§ What you should do: Reproduce the records below in their entirety, character for character.
━━━━━━━━━━━━━━━━━━━━
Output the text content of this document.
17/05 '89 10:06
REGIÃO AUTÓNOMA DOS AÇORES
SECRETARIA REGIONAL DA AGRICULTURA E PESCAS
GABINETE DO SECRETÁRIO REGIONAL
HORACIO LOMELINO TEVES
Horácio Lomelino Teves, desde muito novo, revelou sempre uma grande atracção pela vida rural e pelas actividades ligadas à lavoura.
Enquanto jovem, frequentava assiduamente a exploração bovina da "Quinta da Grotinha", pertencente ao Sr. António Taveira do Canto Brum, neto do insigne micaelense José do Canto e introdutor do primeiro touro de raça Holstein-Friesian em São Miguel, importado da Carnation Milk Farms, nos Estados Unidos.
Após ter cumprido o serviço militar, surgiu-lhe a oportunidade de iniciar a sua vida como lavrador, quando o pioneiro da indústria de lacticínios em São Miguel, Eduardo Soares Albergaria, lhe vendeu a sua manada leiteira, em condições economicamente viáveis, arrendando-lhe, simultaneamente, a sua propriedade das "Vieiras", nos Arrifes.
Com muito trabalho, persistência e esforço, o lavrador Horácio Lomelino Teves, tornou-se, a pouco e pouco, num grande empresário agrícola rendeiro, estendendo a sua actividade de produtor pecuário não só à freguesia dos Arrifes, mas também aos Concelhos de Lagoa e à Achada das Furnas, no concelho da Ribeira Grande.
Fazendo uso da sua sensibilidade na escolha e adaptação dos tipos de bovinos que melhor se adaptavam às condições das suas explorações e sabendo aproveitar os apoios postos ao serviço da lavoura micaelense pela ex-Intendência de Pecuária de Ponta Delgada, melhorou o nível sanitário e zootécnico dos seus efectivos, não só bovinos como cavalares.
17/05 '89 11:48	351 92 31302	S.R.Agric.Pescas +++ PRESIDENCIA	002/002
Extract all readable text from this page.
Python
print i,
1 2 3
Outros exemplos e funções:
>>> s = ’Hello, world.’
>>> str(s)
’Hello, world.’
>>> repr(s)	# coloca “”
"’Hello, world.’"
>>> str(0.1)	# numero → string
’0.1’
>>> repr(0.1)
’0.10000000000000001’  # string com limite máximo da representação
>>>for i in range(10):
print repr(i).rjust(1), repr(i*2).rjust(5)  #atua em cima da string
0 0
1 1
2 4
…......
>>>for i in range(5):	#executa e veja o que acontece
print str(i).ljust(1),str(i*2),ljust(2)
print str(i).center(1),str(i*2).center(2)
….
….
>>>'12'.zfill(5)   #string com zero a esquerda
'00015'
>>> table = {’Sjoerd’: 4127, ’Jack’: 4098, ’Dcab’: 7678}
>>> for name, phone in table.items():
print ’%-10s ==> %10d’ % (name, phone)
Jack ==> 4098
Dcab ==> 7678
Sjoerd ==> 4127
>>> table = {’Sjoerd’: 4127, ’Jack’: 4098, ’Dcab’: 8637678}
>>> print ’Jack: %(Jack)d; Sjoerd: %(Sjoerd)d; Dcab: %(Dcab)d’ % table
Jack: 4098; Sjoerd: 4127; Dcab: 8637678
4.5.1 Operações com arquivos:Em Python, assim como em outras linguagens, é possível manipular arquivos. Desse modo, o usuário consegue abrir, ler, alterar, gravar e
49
━━━━━━━━━━━━━━━━━━━━
§ Finished answer:
Output the text content of this document.
17/05 '89 10:06
REGIÃO AUTÓNOMA DOS AÇORES
SECRETARIA REGIONAL DA AGRICULTURA E PESCAS
GABINETE DO SECRETÁRIO REGIONAL
HORACIO LOMELINO TEVES
Horácio Lomelino Teves, desde muito novo, revelou sempre uma grande atracção pela vida rural e pelas actividades ligadas à lavoura.
Enquanto jovem, frequentava assiduamente a exploração bovina da "Quinta da Grotinha", pertencente ao Sr. António Taveira do Canto Brum, neto do insigne micaelense José do Canto e introdutor do primeiro touro de raça Holstein-Friesian em São Miguel, importado da Carnation Milk Farms, nos Estados Unidos.
Após ter cumprido o serviço militar, surgiu-lhe a oportunidade de iniciar a sua vida como lavrador, quando o pioneiro da indústria de lacticínios em São Miguel, Eduardo Soares Albergaria, lhe vendeu a sua manada leiteira, em condições economicamente viáveis, arrendando-lhe, simultaneamente, a sua propriedade das "Vieiras", nos Arrifes.
Com muito trabalho, persistência e esforço, o lavrador Horácio Lomelino Teves, tornou-se, a pouco e pouco, num grande empresário agrícola rendeiro, estendendo a sua actividade de produtor pecuário não só à freguesia dos Arrifes, mas também aos Concelhos de Lagoa e à Achada das Furnas, no concelho da Ribeira Grande.
Fazendo uso da sua sensibilidade na escolha e adaptação dos tipos de bovinos que melhor se adaptavam às condições das suas explorações e sabendo aproveitar os apoios postos ao serviço da lavoura micaelense pela ex-Intendência de Pecuária de Ponta Delgada, melhorou o nível sanitário e zootécnico dos seus efectivos, não só bovinos como cavalares.
17/05 '89 11:48	351 92 31302	S.R.Agric.Pescas +++ PRESIDENCIA	002/002
Extract all readable text from this page.
Python
print i,
1 2 3
Outros exemplos e funções:
>>> s = ’Hello, world.’
>>> str(s)
’Hello, world.’
>>> repr(s)	# coloca “”
"’Hello, world.’"
>>> str(0.1)	# numero → string
’0.1’
>>> repr(0.1)
’0.10000000000000001’  # string com limite máximo da representação
>>>for i in range(10):
print repr(i).rjust(1), repr(i*2).rjust(5)  #atua em cima da string
0 0
1 1
2 4
…......
>>>for i in range(5):	#executa e veja o que acontece
print str(i).ljust(1),str(i*2),ljust(2)
print str(i).center(1),str(i*2).center(2)
….
….
>>>'12'.zfill(5)   #string com zero a esquerda
'00015'
>>> table = {’Sjoerd’: 4127, ’Jack’: 4098, ’Dcab’: 7678}
>>> for name, phone in table.items():
print ’%-10s ==> %10d’ % (name, phone)
Jack ==> 4098
Dcab ==> 7678
Sjoerd ==> 4127
>>> table = {’Sjoerd’: 4127, ’Jack’: 4098, ’Dcab’: 8637678}
>>> print ’Jack: %(Jack)d; Sjoerd: %(Sjoerd)d; Dcab: %(Dcab)d’ % table
Jack: 4098; Sjoerd: 4127; Dcab: 8637678
4.5.1 Operações com arquivos:Em Python, assim como em outras linguagens, é possível manipular arquivos. Desse modo, o usuário consegue abrir, ler, alterar, gravar e
49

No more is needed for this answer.